** Begin GIVEN DATA **
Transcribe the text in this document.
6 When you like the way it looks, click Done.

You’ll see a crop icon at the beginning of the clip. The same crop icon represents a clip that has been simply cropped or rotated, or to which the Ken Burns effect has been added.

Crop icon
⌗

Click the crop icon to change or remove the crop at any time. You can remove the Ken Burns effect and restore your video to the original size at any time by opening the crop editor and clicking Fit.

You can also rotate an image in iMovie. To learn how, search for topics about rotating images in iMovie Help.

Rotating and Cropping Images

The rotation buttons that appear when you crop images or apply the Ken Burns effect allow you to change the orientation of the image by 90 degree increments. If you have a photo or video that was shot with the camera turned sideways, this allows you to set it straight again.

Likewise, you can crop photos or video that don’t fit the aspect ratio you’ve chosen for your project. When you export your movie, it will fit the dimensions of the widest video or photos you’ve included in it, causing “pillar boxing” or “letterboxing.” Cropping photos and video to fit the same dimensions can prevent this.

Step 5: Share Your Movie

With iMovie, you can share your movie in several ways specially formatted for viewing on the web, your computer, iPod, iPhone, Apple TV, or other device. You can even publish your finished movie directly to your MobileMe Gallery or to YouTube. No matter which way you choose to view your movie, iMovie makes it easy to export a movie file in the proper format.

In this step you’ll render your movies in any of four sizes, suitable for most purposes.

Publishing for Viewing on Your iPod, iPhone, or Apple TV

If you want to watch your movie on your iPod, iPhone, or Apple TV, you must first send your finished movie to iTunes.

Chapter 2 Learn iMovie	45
** End GIVEN DATA **
Retype every entry above, word for word.

## SOLUTION TO THIS PROBLEM
Transcribe the text in this document.
6 When you like the way it looks, click Done.

You’ll see a crop icon at the beginning of the clip. The same crop icon represents a clip that has been simply cropped or rotated, or to which the Ken Burns effect has been added.

Crop icon
⌗

Click the crop icon to change or remove the crop at any time. You can remove the Ken Burns effect and restore your video to the original size at any time by opening the crop editor and clicking Fit.

You can also rotate an image in iMovie. To learn how, search for topics about rotating images in iMovie Help.

Rotating and Cropping Images

The rotation buttons that appear when you crop images or apply the Ken Burns effect allow you to change the orientation of the image by 90 degree increments. If you have a photo or video that was shot with the camera turned sideways, this allows you to set it straight again.

Likewise, you can crop photos or video that don’t fit the aspect ratio you’ve chosen for your project. When you export your movie, it will fit the dimensions of the widest video or photos you’ve included in it, causing “pillar boxing” or “letterboxing.” Cropping photos and video to fit the same dimensions can prevent this.

Step 5: Share Your Movie

With iMovie, you can share your movie in several ways specially formatted for viewing on the web, your computer, iPod, iPhone, Apple TV, or other device. You can even publish your finished movie directly to your MobileMe Gallery or to YouTube. No matter which way you choose to view your movie, iMovie makes it easy to export a movie file in the proper format.

In this step you’ll render your movies in any of four sizes, suitable for most purposes.

Publishing for Viewing on Your iPod, iPhone, or Apple TV

If you want to watch your movie on your iPod, iPhone, or Apple TV, you must first send your finished movie to iTunes.

Chapter 2 Learn iMovie	45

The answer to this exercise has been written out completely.